— Begin —

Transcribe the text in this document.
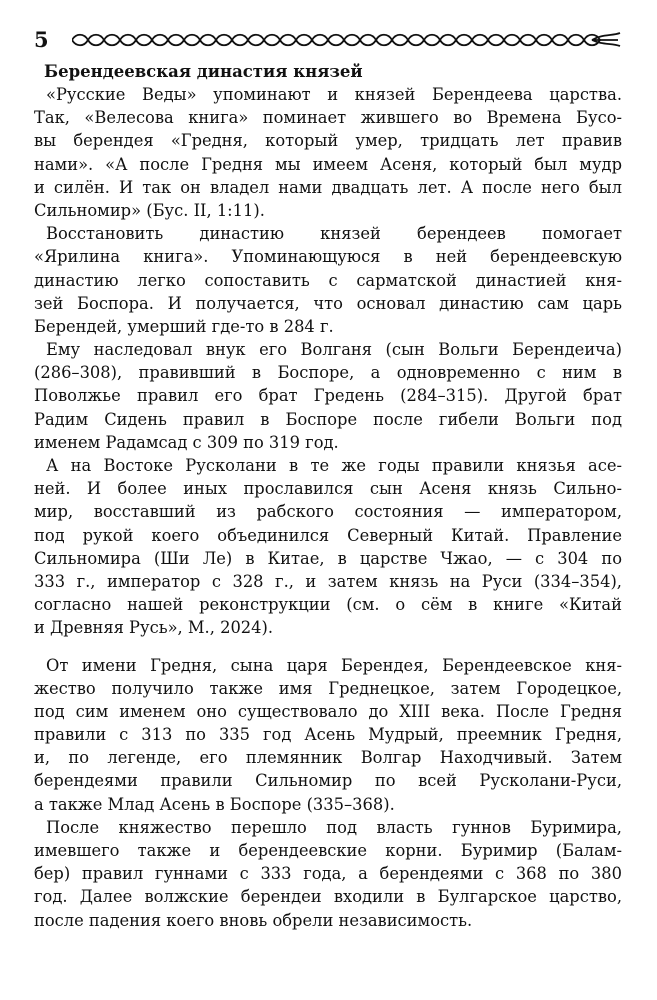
5
Берендеевская династия князей

«Русские Веды» упоминают и князей Берендеева царства.
Так, «Велесова книга» поминает жившего во Времена Бусо-
вы берендея «Гредня, который умер, тридцать лет правив
нами». «А после Гредня мы имеем Асеня, который был мудр
и силён. И так он владел нами двадцать лет. А после него был
Сильномир» (Бус. II, 1:11).

Восстановить династию князей берендеев помогает
«Ярилина книга». Упоминающуюся в ней берендеевскую
династию легко сопоставить с сарматской династией кня-
зей Боспора. И получается, что основал династию сам царь
Берендей, умерший где-то в 284 г.

Ему наследовал внук его Волганя (сын Вольги Берендеича)
(286–308), правивший в Боспоре, а одновременно с ним в
Поволжье правил его брат Гредень (284–315). Другой брат
Радим Сидень правил в Боспоре после гибели Вольги под
именем Радамсад с 309 по 319 год.

А на Востоке Русколани в те же годы правили князья асе-
ней. И более иных прославился сын Асеня князь Сильно-
мир, восставший из рабского состояния — императором,
под рукой коего объединился Северный Китай. Правление
Сильномира (Ши Ле) в Китае, в царстве Чжао, — с 304 по
333 г., император с 328 г., и затем князь на Руси (334–354),
согласно нашей реконструкции (см. о сём в книге «Китай
и Древняя Русь», М., 2024).

От имени Гредня, сына царя Берендея, Берендеевское кня-
жество получило также имя Греднецкое, затем Городецкое,
под сим именем оно существовало до XIII века. После Гредня
правили с 313 по 335 год Асень Мудрый, преемник Гредня,
и, по легенде, его племянник Волгар Находчивый. Затем
берендеями правили Сильномир по всей Русколани-Руси,
а также Млад Асень в Боспоре (335–368).

После княжество перешло под власть гуннов Буримира,
имевшего также и берендеевские корни. Буримир (Балам-
бер) правил гуннами с 333 года, а берендеями с 368 по 380
год. Далее волжские берендеи входили в Булгарское царство,
после падения коего вновь обрели независимость.
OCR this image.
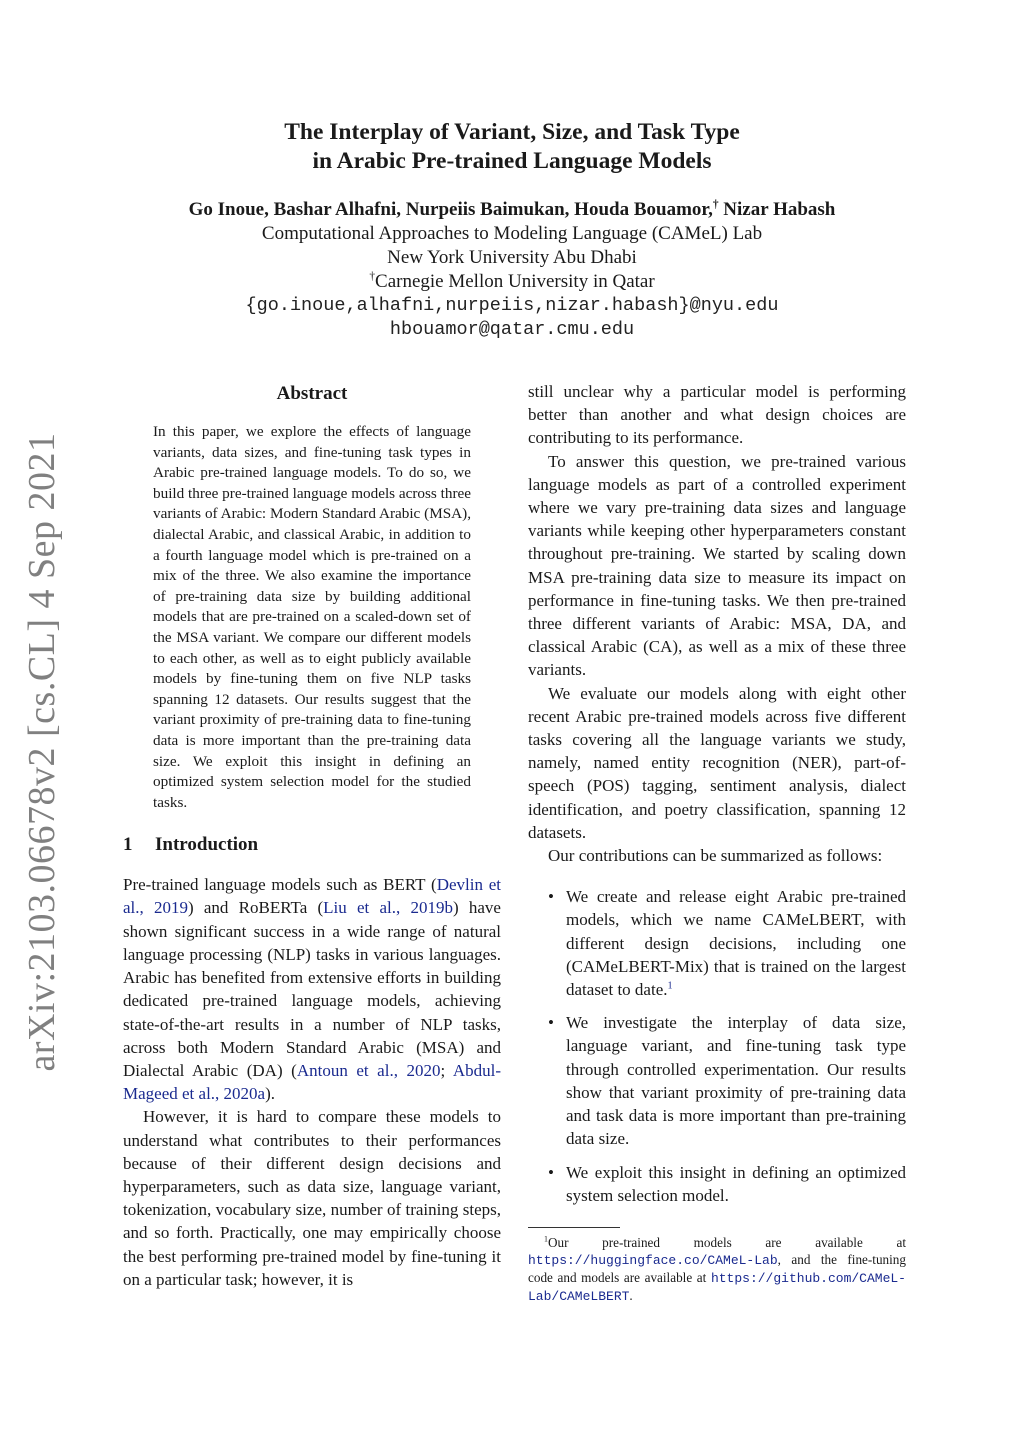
arXiv:2103.06678v2 [cs.CL] 4 Sep 2021

The Interplay of Variant, Size, and Task Type

in Arabic Pre-trained Language Models

Go Inoue, Bashar Alhafni, Nurpeiis Baimukan, Houda Bouamor,† Nizar Habash
Computational Approaches to Modeling Language (CAMeL) Lab
New York University Abu Dhabi
†Carnegie Mellon University in Qatar
{go.inoue,alhafni,nurpeiis,nizar.habash}@nyu.edu
hbouamor@qatar.cmu.edu
Abstract

In this paper, we explore the effects of language variants, data sizes, and fine-tuning task types in Arabic pre-trained language models. To do so, we build three pre-trained language models across three variants of Arabic: Modern Standard Arabic (MSA), dialectal Arabic, and classical Arabic, in addition to a fourth language model which is pre-trained on a mix of the three. We also examine the importance of pre-training data size by building additional models that are pre-trained on a scaled-down set of the MSA variant. We compare our different models to each other, as well as to eight publicly available models by fine-tuning them on five NLP tasks spanning 12 datasets. Our results suggest that the variant proximity of pre-training data to fine-tuning data is more important than the pre-training data size. We exploit this insight in defining an optimized system selection model for the studied tasks.

1 Introduction

Pre-trained language models such as BERT (Devlin et al., 2019) and RoBERTa (Liu et al., 2019b) have shown significant success in a wide range of natural language processing (NLP) tasks in various languages. Arabic has benefited from extensive efforts in building dedicated pre-trained language models, achieving state-of-the-art results in a number of NLP tasks, across both Modern Standard Arabic (MSA) and Dialectal Arabic (DA) (Antoun et al., 2020; Abdul-Mageed et al., 2020a).

However, it is hard to compare these models to understand what contributes to their performances because of their different design decisions and hyperparameters, such as data size, language variant, tokenization, vocabulary size, number of training steps, and so forth. Practically, one may empirically choose the best performing pre-trained model by fine-tuning it on a particular task; however, it is

still unclear why a particular model is performing better than another and what design choices are contributing to its performance.

To answer this question, we pre-trained various language models as part of a controlled experiment where we vary pre-training data sizes and language variants while keeping other hyperparameters constant throughout pre-training. We started by scaling down MSA pre-training data size to measure its impact on performance in fine-tuning tasks. We then pre-trained three different variants of Arabic: MSA, DA, and classical Arabic (CA), as well as a mix of these three variants.

We evaluate our models along with eight other recent Arabic pre-trained models across five different tasks covering all the language variants we study, namely, named entity recognition (NER), part-of-speech (POS) tagging, sentiment analysis, dialect identification, and poetry classification, spanning 12 datasets.

Our contributions can be summarized as follows:

• We create and release eight Arabic pre-trained models, which we name CAMeLBERT, with different design decisions, including one (CAMeLBERT-Mix) that is trained on the largest dataset to date.$^1$
• We investigate the interplay of data size, language variant, and fine-tuning task type through controlled experimentation. Our results show that variant proximity of pre-training data and task data is more important than pre-training data size.
• We exploit this insight in defining an optimized system selection model.

$^1$Our pre-trained models are available at https://huggingface.co/CAMeL-Lab, and the fine-tuning code and models are available at https://github.com/CAMeL-Lab/CAMeLBERT.
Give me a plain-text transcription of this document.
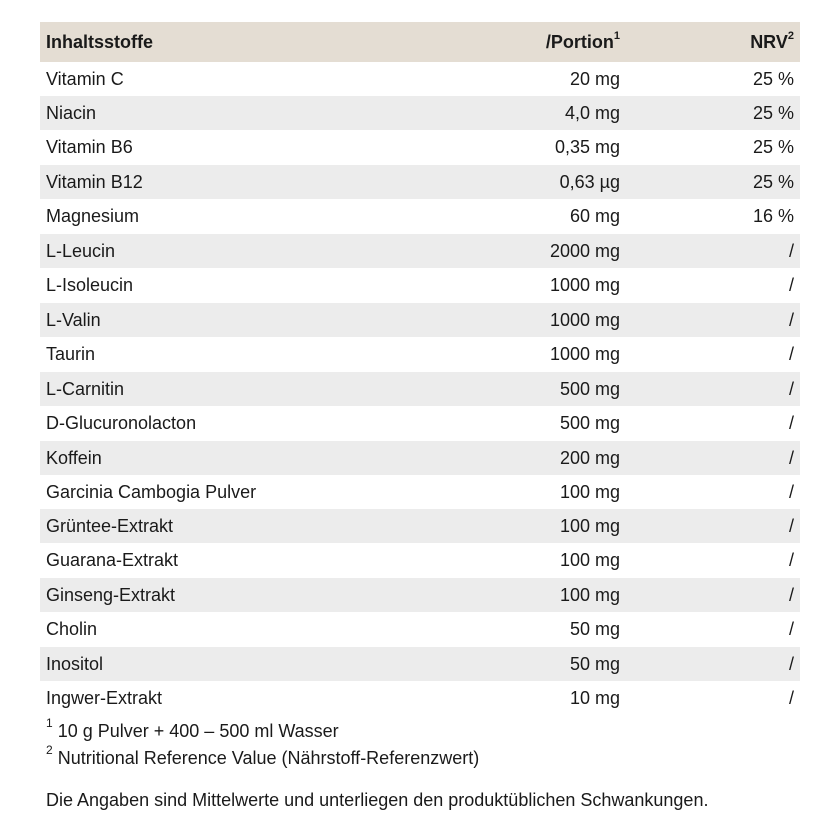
Inhaltsstoffe	/Portion$^1$	NRV$^2$
Vitamin C	20 mg	25 %
Niacin	4,0 mg	25 %
Vitamin B6	0,35 mg	25 %
Vitamin B12	0,63 µg	25 %
Magnesium	60 mg	16 %
L-Leucin	2000 mg	/
L-Isoleucin	1000 mg	/
L-Valin	1000 mg	/
Taurin	1000 mg	/
L-Carnitin	500 mg	/
D-Glucuronolacton	500 mg	/
Koffein	200 mg	/
Garcinia Cambogia Pulver	100 mg	/
Grüntee-Extrakt	100 mg	/
Guarana-Extrakt	100 mg	/
Ginseng-Extrakt	100 mg	/
Cholin	50 mg	/
Inositol	50 mg	/
Ingwer-Extrakt	10 mg	/
$^1$ 10 g Pulver + 400 – 500 ml Wasser
$^2$ Nutritional Reference Value (Nährstoff-Referenzwert)
Die Angaben sind Mittelwerte und unterliegen den produktüblichen Schwankungen.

— End —

Problem statement – Which lines include the word "Асень"? List them all.

Expected answer –
правили с 313 по 335 год Асень Мудрый, преемник Гредня,
а также Млад Асень в Боспоре (335–368).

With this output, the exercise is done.